--- Given entries ---
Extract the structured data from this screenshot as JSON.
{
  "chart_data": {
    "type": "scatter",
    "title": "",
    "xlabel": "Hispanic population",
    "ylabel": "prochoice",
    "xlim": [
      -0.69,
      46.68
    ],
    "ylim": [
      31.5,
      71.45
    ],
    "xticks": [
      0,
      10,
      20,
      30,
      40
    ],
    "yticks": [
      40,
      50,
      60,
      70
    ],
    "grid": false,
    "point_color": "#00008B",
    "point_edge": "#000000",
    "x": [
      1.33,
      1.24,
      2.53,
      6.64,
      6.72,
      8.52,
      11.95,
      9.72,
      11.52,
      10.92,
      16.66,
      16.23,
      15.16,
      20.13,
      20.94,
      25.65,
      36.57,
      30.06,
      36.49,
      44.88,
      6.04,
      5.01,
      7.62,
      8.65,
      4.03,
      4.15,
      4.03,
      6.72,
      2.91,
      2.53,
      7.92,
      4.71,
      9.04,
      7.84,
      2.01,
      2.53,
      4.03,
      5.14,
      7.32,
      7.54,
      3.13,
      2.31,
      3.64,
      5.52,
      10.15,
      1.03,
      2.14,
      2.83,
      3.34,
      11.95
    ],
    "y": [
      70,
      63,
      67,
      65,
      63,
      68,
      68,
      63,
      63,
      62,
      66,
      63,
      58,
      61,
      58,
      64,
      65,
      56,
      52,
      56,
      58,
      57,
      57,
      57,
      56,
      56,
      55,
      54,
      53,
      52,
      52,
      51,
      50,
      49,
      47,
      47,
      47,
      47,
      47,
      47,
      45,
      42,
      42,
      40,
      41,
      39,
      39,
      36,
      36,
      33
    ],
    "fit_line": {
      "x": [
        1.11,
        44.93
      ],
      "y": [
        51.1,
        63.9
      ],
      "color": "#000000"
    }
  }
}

--- Work to do ---
Transcribe every record above exactly as it appears.

--- The result ---
Extract the structured data from this screenshot as JSON.
{
  "chart_data": {
    "type": "scatter",
    "title": "",
    "xlabel": "Hispanic population",
    "ylabel": "prochoice",
    "xlim": [
      -0.69,
      46.68
    ],
    "ylim": [
      31.5,
      71.45
    ],
    "xticks": [
      0,
      10,
      20,
      30,
      40
    ],
    "yticks": [
      40,
      50,
      60,
      70
    ],
    "grid": false,
    "point_color": "#00008B",
    "point_edge": "#000000",
    "x": [
      1.33,
      1.24,
      2.53,
      6.64,
      6.72,
      8.52,
      11.95,
      9.72,
      11.52,
      10.92,
      16.66,
      16.23,
      15.16,
      20.13,
      20.94,
      25.65,
      36.57,
      30.06,
      36.49,
      44.88,
      6.04,
      5.01,
      7.62,
      8.65,
      4.03,
      4.15,
      4.03,
      6.72,
      2.91,
      2.53,
      7.92,
      4.71,
      9.04,
      7.84,
      2.01,
      2.53,
      4.03,
      5.14,
      7.32,
      7.54,
      3.13,
      2.31,
      3.64,
      5.52,
      10.15,
      1.03,
      2.14,
      2.83,
      3.34,
      11.95
    ],
    "y": [
      70,
      63,
      67,
      65,
      63,
      68,
      68,
      63,
      63,
      62,
      66,
      63,
      58,
      61,
      58,
      64,
      65,
      56,
      52,
      56,
      58,
      57,
      57,
      57,
      56,
      56,
      55,
      54,
      53,
      52,
      52,
      51,
      50,
      49,
      47,
      47,
      47,
      47,
      47,
      47,
      45,
      42,
      42,
      40,
      41,
      39,
      39,
      36,
      36,
      33
    ],
    "fit_line": {
      "x": [
        1.11,
        44.93
      ],
      "y": [
        51.1,
        63.9
      ],
      "color": "#000000"
    }
  }
}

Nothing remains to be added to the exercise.